(Stored records)
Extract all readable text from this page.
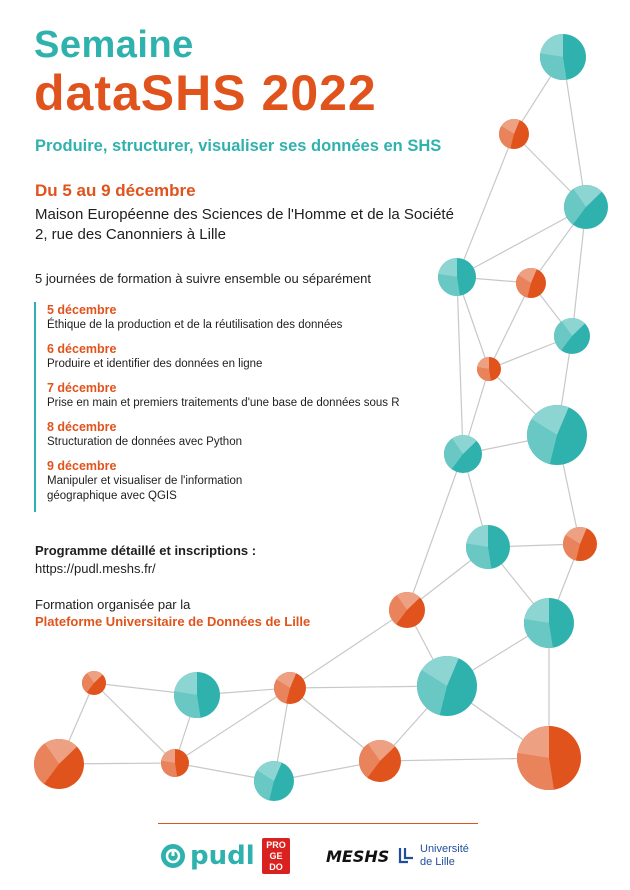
Semaine
dataSHS 2022
Produire, structurer, visualiser ses données en SHS
Du 5 au 9 décembre
Maison Européenne des Sciences de l'Homme et de la Société
2, rue des Canonniers à Lille
5 journées de formation à suivre ensemble ou séparément
5 décembre
Éthique de la production et de la réutilisation des données
6 décembre
Produire et identifier des données en ligne
7 décembre
Prise en main et premiers traitements d'une base de données sous R
8 décembre
Structuration de données avec Python
9 décembre
Manipuler et visualiser de l'information
géographique avec QGIS
Programme détaillé et inscriptions :
https://pudl.meshs.fr/
Formation organisée par la
Plateforme Universitaire de Données de Lille
pudl	PRO
GE
DO
MESHS	Université
de Lille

**EXERCISE PROMPT**:
Make an exact copy of the records shown above, without the pictures.

**WRITTEN SOLUTION**:
Extract all readable text from this page.
Semaine
dataSHS 2022
Produire, structurer, visualiser ses données en SHS
Du 5 au 9 décembre
Maison Européenne des Sciences de l'Homme et de la Société
2, rue des Canonniers à Lille
5 journées de formation à suivre ensemble ou séparément
5 décembre
Éthique de la production et de la réutilisation des données
6 décembre
Produire et identifier des données en ligne
7 décembre
Prise en main et premiers traitements d'une base de données sous R
8 décembre
Structuration de données avec Python
9 décembre
Manipuler et visualiser de l'information
géographique avec QGIS
Programme détaillé et inscriptions :
https://pudl.meshs.fr/
Formation organisée par la
Plateforme Universitaire de Données de Lille
pudl	PRO
GE
DO
MESHS	Université
de Lille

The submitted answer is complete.